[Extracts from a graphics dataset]
(begin)
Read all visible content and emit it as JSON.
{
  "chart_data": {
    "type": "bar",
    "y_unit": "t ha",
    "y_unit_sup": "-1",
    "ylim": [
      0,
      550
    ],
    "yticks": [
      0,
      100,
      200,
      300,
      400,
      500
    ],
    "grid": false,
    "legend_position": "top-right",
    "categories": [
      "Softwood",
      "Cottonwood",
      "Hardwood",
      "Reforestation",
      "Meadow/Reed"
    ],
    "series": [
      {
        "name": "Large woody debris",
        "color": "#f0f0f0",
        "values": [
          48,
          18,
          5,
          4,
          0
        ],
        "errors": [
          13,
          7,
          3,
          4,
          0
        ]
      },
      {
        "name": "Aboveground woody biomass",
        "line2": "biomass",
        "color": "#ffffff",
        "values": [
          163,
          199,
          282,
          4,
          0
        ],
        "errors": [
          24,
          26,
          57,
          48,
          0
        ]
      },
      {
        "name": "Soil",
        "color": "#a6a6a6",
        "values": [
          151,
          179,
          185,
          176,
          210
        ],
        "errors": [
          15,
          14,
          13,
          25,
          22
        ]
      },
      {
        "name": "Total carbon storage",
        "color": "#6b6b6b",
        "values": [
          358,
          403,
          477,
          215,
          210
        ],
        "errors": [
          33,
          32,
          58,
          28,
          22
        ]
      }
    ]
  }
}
(end)
> _Exercise details_:
Return the listing above in full, character for character.

> _Expected output_:
Read all visible content and emit it as JSON.
{
  "chart_data": {
    "type": "bar",
    "y_unit": "t ha",
    "y_unit_sup": "-1",
    "ylim": [
      0,
      550
    ],
    "yticks": [
      0,
      100,
      200,
      300,
      400,
      500
    ],
    "grid": false,
    "legend_position": "top-right",
    "categories": [
      "Softwood",
      "Cottonwood",
      "Hardwood",
      "Reforestation",
      "Meadow/Reed"
    ],
    "series": [
      {
        "name": "Large woody debris",
        "color": "#f0f0f0",
        "values": [
          48,
          18,
          5,
          4,
          0
        ],
        "errors": [
          13,
          7,
          3,
          4,
          0
        ]
      },
      {
        "name": "Aboveground woody biomass",
        "line2": "biomass",
        "color": "#ffffff",
        "values": [
          163,
          199,
          282,
          4,
          0
        ],
        "errors": [
          24,
          26,
          57,
          48,
          0
        ]
      },
      {
        "name": "Soil",
        "color": "#a6a6a6",
        "values": [
          151,
          179,
          185,
          176,
          210
        ],
        "errors": [
          15,
          14,
          13,
          25,
          22
        ]
      },
      {
        "name": "Total carbon storage",
        "color": "#6b6b6b",
        "values": [
          358,
          403,
          477,
          215,
          210
        ],
        "errors": [
          33,
          32,
          58,
          28,
          22
        ]
      }
    ]
  }
}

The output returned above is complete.